### Work instructions
Transcribe the records that follow exactly. Skip the pictures.

· · · · ·

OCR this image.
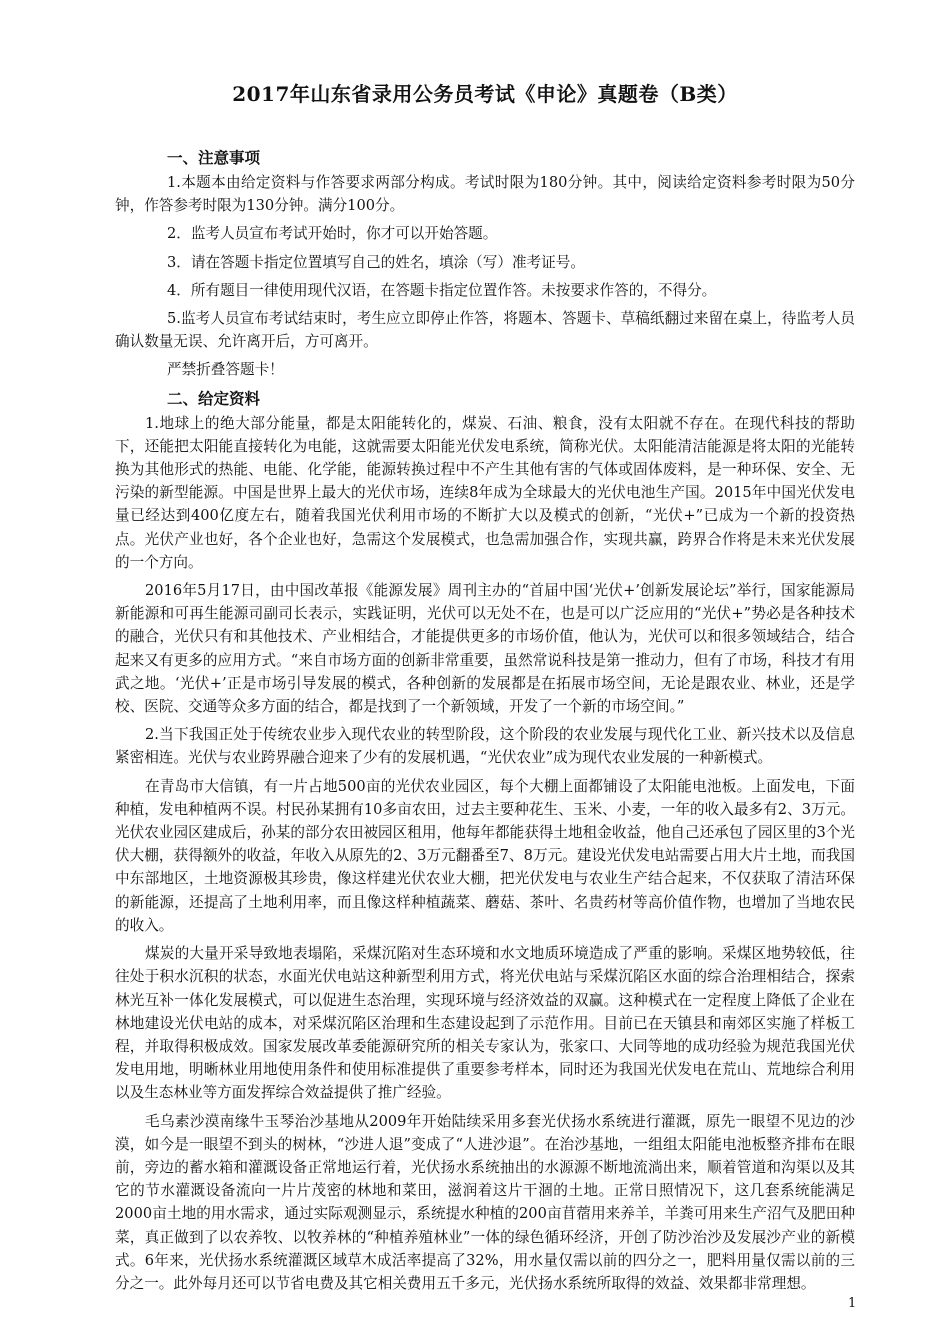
2017年山东省录用公务员考试《申论》真题卷（B类）
一、注意事项

1.本题本由给定资料与作答要求两部分构成。考试时限为180分钟。其中，阅读给定资料参考时限为50分钟，作答参考时限为130分钟。满分100分。

2．监考人员宣布考试开始时，你才可以开始答题。

3．请在答题卡指定位置填写自己的姓名，填涂（写）准考证号。

4．所有题目一律使用现代汉语，在答题卡指定位置作答。未按要求作答的，不得分。

5.监考人员宣布考试结束时，考生应立即停止作答，将题本、答题卡、草稿纸翻过来留在桌上，待监考人员确认数量无误、允许离开后，方可离开。

严禁折叠答题卡！

二、给定资料

1.地球上的绝大部分能量，都是太阳能转化的，煤炭、石油、粮食，没有太阳就不存在。在现代科技的帮助下，还能把太阳能直接转化为电能，这就需要太阳能光伏发电系统，简称光伏。太阳能清洁能源是将太阳的光能转换为其他形式的热能、电能、化学能，能源转换过程中不产生其他有害的气体或固体废料，是一种环保、安全、无污染的新型能源。中国是世界上最大的光伏市场，连续8年成为全球最大的光伏电池生产国。2015年中国光伏发电量已经达到400亿度左右，随着我国光伏利用市场的不断扩大以及模式的创新，“光伏+”已成为一个新的投资热点。光伏产业也好，各个企业也好，急需这个发展模式，也急需加强合作，实现共赢，跨界合作将是未来光伏发展的一个方向。

2016年5月17日，由中国改革报《能源发展》周刊主办的“首届中国‘光伏+’创新发展论坛”举行，国家能源局新能源和可再生能源司副司长表示，实践证明，光伏可以无处不在，也是可以广泛应用的“光伏+”势必是各种技术的融合，光伏只有和其他技术、产业相结合，才能提供更多的市场价值，他认为，光伏可以和很多领域结合，结合起来又有更多的应用方式。“来自市场方面的创新非常重要，虽然常说科技是第一推动力，但有了市场，科技才有用武之地。‘光伏+’正是市场引导发展的模式，各种创新的发展都是在拓展市场空间，无论是跟农业、林业，还是学校、医院、交通等众多方面的结合，都是找到了一个新领域，开发了一个新的市场空间。”

2.当下我国正处于传统农业步入现代农业的转型阶段，这个阶段的农业发展与现代化工业、新兴技术以及信息紧密相连。光伏与农业跨界融合迎来了少有的发展机遇，“光伏农业”成为现代农业发展的一种新模式。

在青岛市大信镇，有一片占地500亩的光伏农业园区，每个大棚上面都铺设了太阳能电池板。上面发电，下面种植，发电种植两不误。村民孙某拥有10多亩农田，过去主要种花生、玉米、小麦，一年的收入最多有2、3万元。光伏农业园区建成后，孙某的部分农田被园区租用，他每年都能获得土地租金收益，他自己还承包了园区里的3个光伏大棚，获得额外的收益，年收入从原先的2、3万元翻番至7、8万元。建设光伏发电站需要占用大片土地，而我国中东部地区，土地资源极其珍贵，像这样建光伏农业大棚，把光伏发电与农业生产结合起来，不仅获取了清洁环保的新能源，还提高了土地利用率，而且像这样种植蔬菜、蘑菇、茶叶、名贵药材等高价值作物，也增加了当地农民的收入。

煤炭的大量开采导致地表塌陷，采煤沉陷对生态环境和水文地质环境造成了严重的影响。采煤区地势较低，往往处于积水沉积的状态，水面光伏电站这种新型利用方式，将光伏电站与采煤沉陷区水面的综合治理相结合，探索林光互补一体化发展模式，可以促进生态治理，实现环境与经济效益的双赢。这种模式在一定程度上降低了企业在林地建设光伏电站的成本，对采煤沉陷区治理和生态建设起到了示范作用。目前已在天镇县和南郊区实施了样板工程，并取得积极成效。国家发展改革委能源研究所的相关专家认为，张家口、大同等地的成功经验为规范我国光伏发电用地，明晰林业用地使用条件和使用标准提供了重要参考样本，同时还为我国光伏发电在荒山、荒地综合利用以及生态林业等方面发挥综合效益提供了推广经验。

毛乌素沙漠南缘牛玉琴治沙基地从2009年开始陆续采用多套光伏扬水系统进行灌溉，原先一眼望不见边的沙漠，如今是一眼望不到头的树林，“沙进人退”变成了“人进沙退”。在治沙基地，一组组太阳能电池板整齐排布在眼前，旁边的蓄水箱和灌溉设备正常地运行着，光伏扬水系统抽出的水源源不断地流淌出来，顺着管道和沟渠以及其它的节水灌溉设备流向一片片茂密的林地和菜田，滋润着这片干涸的土地。正常日照情况下，这几套系统能满足2000亩土地的用水需求，通过实际观测显示，系统提水种植的200亩苜蓿用来养羊，羊粪可用来生产沼气及肥田种菜，真正做到了以农养牧、以牧养林的“种植养殖林业”一体的绿色循环经济，开创了防沙治沙及发展沙产业的新模式。6年来，光伏扬水系统灌溉区域草木成活率提高了32%，用水量仅需以前的四分之一，肥料用量仅需以前的三分之一。此外每月还可以节省电费及其它相关费用五千多元，光伏扬水系统所取得的效益、效果都非常理想。

1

· · · · ·

### Result of this task
OCR this image.
2017年山东省录用公务员考试《申论》真题卷（B类）
一、注意事项

1.本题本由给定资料与作答要求两部分构成。考试时限为180分钟。其中，阅读给定资料参考时限为50分钟，作答参考时限为130分钟。满分100分。

2．监考人员宣布考试开始时，你才可以开始答题。

3．请在答题卡指定位置填写自己的姓名，填涂（写）准考证号。

4．所有题目一律使用现代汉语，在答题卡指定位置作答。未按要求作答的，不得分。

5.监考人员宣布考试结束时，考生应立即停止作答，将题本、答题卡、草稿纸翻过来留在桌上，待监考人员确认数量无误、允许离开后，方可离开。

严禁折叠答题卡！

二、给定资料

1.地球上的绝大部分能量，都是太阳能转化的，煤炭、石油、粮食，没有太阳就不存在。在现代科技的帮助下，还能把太阳能直接转化为电能，这就需要太阳能光伏发电系统，简称光伏。太阳能清洁能源是将太阳的光能转换为其他形式的热能、电能、化学能，能源转换过程中不产生其他有害的气体或固体废料，是一种环保、安全、无污染的新型能源。中国是世界上最大的光伏市场，连续8年成为全球最大的光伏电池生产国。2015年中国光伏发电量已经达到400亿度左右，随着我国光伏利用市场的不断扩大以及模式的创新，“光伏+”已成为一个新的投资热点。光伏产业也好，各个企业也好，急需这个发展模式，也急需加强合作，实现共赢，跨界合作将是未来光伏发展的一个方向。

2016年5月17日，由中国改革报《能源发展》周刊主办的“首届中国‘光伏+’创新发展论坛”举行，国家能源局新能源和可再生能源司副司长表示，实践证明，光伏可以无处不在，也是可以广泛应用的“光伏+”势必是各种技术的融合，光伏只有和其他技术、产业相结合，才能提供更多的市场价值，他认为，光伏可以和很多领域结合，结合起来又有更多的应用方式。“来自市场方面的创新非常重要，虽然常说科技是第一推动力，但有了市场，科技才有用武之地。‘光伏+’正是市场引导发展的模式，各种创新的发展都是在拓展市场空间，无论是跟农业、林业，还是学校、医院、交通等众多方面的结合，都是找到了一个新领域，开发了一个新的市场空间。”

2.当下我国正处于传统农业步入现代农业的转型阶段，这个阶段的农业发展与现代化工业、新兴技术以及信息紧密相连。光伏与农业跨界融合迎来了少有的发展机遇，“光伏农业”成为现代农业发展的一种新模式。

在青岛市大信镇，有一片占地500亩的光伏农业园区，每个大棚上面都铺设了太阳能电池板。上面发电，下面种植，发电种植两不误。村民孙某拥有10多亩农田，过去主要种花生、玉米、小麦，一年的收入最多有2、3万元。光伏农业园区建成后，孙某的部分农田被园区租用，他每年都能获得土地租金收益，他自己还承包了园区里的3个光伏大棚，获得额外的收益，年收入从原先的2、3万元翻番至7、8万元。建设光伏发电站需要占用大片土地，而我国中东部地区，土地资源极其珍贵，像这样建光伏农业大棚，把光伏发电与农业生产结合起来，不仅获取了清洁环保的新能源，还提高了土地利用率，而且像这样种植蔬菜、蘑菇、茶叶、名贵药材等高价值作物，也增加了当地农民的收入。

煤炭的大量开采导致地表塌陷，采煤沉陷对生态环境和水文地质环境造成了严重的影响。采煤区地势较低，往往处于积水沉积的状态，水面光伏电站这种新型利用方式，将光伏电站与采煤沉陷区水面的综合治理相结合，探索林光互补一体化发展模式，可以促进生态治理，实现环境与经济效益的双赢。这种模式在一定程度上降低了企业在林地建设光伏电站的成本，对采煤沉陷区治理和生态建设起到了示范作用。目前已在天镇县和南郊区实施了样板工程，并取得积极成效。国家发展改革委能源研究所的相关专家认为，张家口、大同等地的成功经验为规范我国光伏发电用地，明晰林业用地使用条件和使用标准提供了重要参考样本，同时还为我国光伏发电在荒山、荒地综合利用以及生态林业等方面发挥综合效益提供了推广经验。

毛乌素沙漠南缘牛玉琴治沙基地从2009年开始陆续采用多套光伏扬水系统进行灌溉，原先一眼望不见边的沙漠，如今是一眼望不到头的树林，“沙进人退”变成了“人进沙退”。在治沙基地，一组组太阳能电池板整齐排布在眼前，旁边的蓄水箱和灌溉设备正常地运行着，光伏扬水系统抽出的水源源不断地流淌出来，顺着管道和沟渠以及其它的节水灌溉设备流向一片片茂密的林地和菜田，滋润着这片干涸的土地。正常日照情况下，这几套系统能满足2000亩土地的用水需求，通过实际观测显示，系统提水种植的200亩苜蓿用来养羊，羊粪可用来生产沼气及肥田种菜，真正做到了以农养牧、以牧养林的“种植养殖林业”一体的绿色循环经济，开创了防沙治沙及发展沙产业的新模式。6年来，光伏扬水系统灌溉区域草木成活率提高了32%，用水量仅需以前的四分之一，肥料用量仅需以前的三分之一。此外每月还可以节省电费及其它相关费用五千多元，光伏扬水系统所取得的效益、效果都非常理想。

1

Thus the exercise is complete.